### AIM OF THE TASK
Keep every line where the word "mapping" appears; drop the rest.

──────── MATERIAL PROVIDED

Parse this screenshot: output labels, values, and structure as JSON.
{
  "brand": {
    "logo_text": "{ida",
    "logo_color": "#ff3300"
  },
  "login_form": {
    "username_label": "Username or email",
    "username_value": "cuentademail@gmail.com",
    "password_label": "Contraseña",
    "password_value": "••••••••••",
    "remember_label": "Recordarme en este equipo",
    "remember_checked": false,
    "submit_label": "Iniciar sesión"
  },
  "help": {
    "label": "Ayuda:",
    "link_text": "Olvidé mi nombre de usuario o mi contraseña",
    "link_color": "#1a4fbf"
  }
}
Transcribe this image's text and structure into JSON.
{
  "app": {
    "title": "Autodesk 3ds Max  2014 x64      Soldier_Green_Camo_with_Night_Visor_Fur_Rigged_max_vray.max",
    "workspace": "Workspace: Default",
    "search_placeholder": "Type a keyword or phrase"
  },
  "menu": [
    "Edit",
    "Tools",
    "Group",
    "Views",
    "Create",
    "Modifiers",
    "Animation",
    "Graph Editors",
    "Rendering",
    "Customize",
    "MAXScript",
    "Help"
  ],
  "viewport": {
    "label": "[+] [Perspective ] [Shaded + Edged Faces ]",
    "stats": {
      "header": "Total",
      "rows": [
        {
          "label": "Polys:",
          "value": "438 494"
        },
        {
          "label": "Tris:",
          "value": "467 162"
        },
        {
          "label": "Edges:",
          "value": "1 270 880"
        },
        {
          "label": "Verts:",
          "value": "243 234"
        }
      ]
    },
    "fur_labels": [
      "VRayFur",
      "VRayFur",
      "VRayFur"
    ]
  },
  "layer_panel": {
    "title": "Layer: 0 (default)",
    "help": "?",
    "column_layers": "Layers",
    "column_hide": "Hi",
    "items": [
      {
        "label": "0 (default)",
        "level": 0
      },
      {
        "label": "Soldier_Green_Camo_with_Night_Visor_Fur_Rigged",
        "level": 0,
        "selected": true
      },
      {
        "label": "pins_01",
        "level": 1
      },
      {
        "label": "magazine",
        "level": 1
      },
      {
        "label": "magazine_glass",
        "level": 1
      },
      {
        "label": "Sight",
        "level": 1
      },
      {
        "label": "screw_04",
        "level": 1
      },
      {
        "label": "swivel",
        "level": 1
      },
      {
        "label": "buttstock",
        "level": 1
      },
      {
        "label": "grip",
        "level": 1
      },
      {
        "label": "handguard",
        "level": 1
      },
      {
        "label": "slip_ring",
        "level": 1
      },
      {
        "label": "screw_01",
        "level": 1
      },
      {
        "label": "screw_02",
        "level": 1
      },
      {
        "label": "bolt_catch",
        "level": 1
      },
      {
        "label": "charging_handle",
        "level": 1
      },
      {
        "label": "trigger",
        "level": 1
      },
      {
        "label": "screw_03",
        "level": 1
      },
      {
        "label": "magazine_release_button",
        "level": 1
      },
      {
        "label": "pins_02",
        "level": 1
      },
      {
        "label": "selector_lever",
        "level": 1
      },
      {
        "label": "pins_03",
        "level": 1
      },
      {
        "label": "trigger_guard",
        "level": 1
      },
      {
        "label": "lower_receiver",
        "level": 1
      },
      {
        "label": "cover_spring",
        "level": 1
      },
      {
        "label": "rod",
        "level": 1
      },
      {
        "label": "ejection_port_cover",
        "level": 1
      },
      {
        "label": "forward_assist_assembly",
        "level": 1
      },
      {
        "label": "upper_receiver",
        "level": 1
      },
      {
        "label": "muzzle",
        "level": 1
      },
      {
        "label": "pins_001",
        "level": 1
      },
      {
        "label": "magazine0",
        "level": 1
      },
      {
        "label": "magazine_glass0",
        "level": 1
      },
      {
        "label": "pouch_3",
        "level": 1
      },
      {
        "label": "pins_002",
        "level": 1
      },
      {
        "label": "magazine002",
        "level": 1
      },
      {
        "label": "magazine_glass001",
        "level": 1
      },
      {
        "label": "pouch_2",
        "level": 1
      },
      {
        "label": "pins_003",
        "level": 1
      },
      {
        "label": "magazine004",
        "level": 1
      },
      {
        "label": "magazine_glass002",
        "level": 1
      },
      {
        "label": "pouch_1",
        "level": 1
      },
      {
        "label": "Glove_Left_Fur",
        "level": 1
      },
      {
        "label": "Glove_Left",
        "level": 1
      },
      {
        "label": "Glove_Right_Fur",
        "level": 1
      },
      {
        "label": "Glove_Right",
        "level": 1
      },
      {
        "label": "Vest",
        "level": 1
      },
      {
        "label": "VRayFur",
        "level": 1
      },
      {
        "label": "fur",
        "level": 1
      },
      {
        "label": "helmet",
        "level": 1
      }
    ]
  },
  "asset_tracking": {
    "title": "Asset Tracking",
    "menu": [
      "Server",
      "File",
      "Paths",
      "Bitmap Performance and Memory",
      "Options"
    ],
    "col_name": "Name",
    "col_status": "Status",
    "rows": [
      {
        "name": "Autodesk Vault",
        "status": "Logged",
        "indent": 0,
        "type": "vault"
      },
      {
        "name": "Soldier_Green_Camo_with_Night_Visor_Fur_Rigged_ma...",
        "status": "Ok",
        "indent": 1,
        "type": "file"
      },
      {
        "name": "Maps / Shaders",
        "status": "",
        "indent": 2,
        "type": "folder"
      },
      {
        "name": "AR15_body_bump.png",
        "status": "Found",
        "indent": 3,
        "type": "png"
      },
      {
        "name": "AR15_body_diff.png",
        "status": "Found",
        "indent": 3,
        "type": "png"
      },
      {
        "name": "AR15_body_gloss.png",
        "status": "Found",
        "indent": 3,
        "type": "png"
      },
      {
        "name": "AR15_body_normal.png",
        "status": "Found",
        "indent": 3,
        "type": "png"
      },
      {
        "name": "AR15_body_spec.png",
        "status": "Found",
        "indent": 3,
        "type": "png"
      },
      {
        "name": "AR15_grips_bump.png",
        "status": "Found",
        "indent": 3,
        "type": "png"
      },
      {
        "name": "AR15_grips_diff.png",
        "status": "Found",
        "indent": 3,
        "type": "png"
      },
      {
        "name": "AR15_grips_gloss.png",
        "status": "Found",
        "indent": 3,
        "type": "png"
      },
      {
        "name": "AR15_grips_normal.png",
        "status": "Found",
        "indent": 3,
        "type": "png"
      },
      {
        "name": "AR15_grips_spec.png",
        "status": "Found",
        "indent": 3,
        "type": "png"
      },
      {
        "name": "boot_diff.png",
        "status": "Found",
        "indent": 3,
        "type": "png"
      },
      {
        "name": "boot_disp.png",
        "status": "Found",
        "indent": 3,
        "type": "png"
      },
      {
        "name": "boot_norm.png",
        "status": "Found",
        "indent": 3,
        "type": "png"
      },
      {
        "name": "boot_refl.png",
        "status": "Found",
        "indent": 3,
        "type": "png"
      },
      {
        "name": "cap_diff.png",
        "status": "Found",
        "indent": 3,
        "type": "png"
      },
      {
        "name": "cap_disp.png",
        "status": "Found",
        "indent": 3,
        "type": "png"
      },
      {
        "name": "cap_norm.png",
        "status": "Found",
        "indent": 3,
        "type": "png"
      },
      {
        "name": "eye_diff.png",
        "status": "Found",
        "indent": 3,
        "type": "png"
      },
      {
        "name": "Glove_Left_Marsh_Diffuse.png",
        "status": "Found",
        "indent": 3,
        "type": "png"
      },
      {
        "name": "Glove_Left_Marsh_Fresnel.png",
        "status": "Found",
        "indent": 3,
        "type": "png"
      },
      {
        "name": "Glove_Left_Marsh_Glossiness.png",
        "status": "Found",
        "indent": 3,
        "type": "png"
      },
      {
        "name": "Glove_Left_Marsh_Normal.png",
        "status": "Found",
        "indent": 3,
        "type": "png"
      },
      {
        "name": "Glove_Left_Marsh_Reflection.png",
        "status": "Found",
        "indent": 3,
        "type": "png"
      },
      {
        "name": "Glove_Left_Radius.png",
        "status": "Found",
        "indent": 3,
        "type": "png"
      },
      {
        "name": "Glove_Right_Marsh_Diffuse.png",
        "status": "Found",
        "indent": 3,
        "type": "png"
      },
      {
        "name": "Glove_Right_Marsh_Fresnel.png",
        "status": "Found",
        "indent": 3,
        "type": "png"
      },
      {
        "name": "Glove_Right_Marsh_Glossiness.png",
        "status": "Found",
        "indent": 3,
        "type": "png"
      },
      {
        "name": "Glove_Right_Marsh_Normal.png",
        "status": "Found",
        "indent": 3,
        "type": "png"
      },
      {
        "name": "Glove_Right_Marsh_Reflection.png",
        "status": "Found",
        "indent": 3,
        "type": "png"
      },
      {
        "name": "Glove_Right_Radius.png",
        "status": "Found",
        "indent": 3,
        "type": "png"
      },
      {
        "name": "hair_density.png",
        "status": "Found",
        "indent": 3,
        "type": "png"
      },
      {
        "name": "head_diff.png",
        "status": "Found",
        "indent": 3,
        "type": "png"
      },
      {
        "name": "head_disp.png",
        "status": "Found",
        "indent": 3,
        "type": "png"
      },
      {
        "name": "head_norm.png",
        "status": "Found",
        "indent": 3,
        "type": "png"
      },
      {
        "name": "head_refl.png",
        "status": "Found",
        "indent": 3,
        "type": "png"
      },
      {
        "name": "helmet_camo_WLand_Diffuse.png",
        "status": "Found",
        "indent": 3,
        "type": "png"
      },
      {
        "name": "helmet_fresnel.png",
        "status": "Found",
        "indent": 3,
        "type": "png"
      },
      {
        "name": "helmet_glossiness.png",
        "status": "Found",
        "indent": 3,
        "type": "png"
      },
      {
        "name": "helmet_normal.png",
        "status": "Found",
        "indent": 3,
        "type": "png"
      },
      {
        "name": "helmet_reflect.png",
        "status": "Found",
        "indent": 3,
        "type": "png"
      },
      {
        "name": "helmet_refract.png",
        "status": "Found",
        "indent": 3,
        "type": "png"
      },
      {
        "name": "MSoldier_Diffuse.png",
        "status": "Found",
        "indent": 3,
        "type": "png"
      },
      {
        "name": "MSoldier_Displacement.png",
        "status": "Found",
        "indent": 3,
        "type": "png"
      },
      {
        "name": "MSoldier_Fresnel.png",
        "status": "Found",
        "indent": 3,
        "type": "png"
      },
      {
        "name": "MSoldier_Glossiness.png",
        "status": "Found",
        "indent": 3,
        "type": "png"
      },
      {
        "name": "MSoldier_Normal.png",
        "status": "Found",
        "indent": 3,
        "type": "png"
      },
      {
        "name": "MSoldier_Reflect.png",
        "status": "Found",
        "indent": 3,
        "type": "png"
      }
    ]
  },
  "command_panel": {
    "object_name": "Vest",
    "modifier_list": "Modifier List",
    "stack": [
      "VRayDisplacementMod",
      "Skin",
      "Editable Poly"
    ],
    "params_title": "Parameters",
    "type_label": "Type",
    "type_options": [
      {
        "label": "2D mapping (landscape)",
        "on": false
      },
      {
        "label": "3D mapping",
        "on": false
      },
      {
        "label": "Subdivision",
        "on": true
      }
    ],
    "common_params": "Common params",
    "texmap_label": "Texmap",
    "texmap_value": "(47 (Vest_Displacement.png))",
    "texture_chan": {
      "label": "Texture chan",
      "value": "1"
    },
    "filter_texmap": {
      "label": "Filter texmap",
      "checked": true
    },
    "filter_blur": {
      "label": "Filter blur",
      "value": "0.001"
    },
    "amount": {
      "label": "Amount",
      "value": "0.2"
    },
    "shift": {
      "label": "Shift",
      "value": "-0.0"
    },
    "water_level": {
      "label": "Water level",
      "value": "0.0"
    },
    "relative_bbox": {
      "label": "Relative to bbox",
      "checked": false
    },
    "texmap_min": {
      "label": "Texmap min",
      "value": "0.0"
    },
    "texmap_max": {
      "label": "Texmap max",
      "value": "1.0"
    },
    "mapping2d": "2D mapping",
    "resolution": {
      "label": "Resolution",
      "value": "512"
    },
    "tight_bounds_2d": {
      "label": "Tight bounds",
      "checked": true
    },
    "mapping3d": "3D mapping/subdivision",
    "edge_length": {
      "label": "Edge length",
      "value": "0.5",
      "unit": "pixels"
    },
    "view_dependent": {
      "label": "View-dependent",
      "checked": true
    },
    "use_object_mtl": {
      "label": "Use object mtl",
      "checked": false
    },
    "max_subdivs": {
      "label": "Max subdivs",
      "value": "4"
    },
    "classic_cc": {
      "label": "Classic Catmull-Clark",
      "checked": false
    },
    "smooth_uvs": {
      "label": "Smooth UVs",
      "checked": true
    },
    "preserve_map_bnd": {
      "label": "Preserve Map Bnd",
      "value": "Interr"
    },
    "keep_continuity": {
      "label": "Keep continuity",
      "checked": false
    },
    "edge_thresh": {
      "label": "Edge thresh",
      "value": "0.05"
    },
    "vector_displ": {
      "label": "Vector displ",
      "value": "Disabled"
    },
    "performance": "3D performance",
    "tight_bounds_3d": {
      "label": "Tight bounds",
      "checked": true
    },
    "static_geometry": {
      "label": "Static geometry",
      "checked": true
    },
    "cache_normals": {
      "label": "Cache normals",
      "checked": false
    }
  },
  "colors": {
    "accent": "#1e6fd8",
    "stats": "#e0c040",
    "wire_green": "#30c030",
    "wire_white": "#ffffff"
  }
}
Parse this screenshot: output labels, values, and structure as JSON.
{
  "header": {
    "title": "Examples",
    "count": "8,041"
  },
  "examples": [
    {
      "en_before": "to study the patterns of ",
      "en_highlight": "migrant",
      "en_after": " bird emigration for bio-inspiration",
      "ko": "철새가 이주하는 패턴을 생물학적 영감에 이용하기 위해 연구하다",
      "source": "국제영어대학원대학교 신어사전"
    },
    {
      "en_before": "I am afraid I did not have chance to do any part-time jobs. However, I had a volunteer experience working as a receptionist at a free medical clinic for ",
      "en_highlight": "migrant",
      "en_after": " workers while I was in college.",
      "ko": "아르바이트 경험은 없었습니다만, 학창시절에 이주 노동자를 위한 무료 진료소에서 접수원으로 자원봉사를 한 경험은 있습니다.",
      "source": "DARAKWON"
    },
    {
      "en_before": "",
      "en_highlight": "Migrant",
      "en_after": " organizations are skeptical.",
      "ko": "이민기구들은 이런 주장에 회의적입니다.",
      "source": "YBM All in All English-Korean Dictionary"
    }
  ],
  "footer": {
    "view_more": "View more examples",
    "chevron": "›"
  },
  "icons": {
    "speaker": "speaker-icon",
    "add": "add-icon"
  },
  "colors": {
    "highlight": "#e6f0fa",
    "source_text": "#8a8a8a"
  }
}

────────────────

### CORRECT RESPONSE
        "label": "2D mapping (landscape)",
        "label": "3D mapping",
    "mapping2d": "2D mapping",
    "mapping3d": "3D mapping/subdivision",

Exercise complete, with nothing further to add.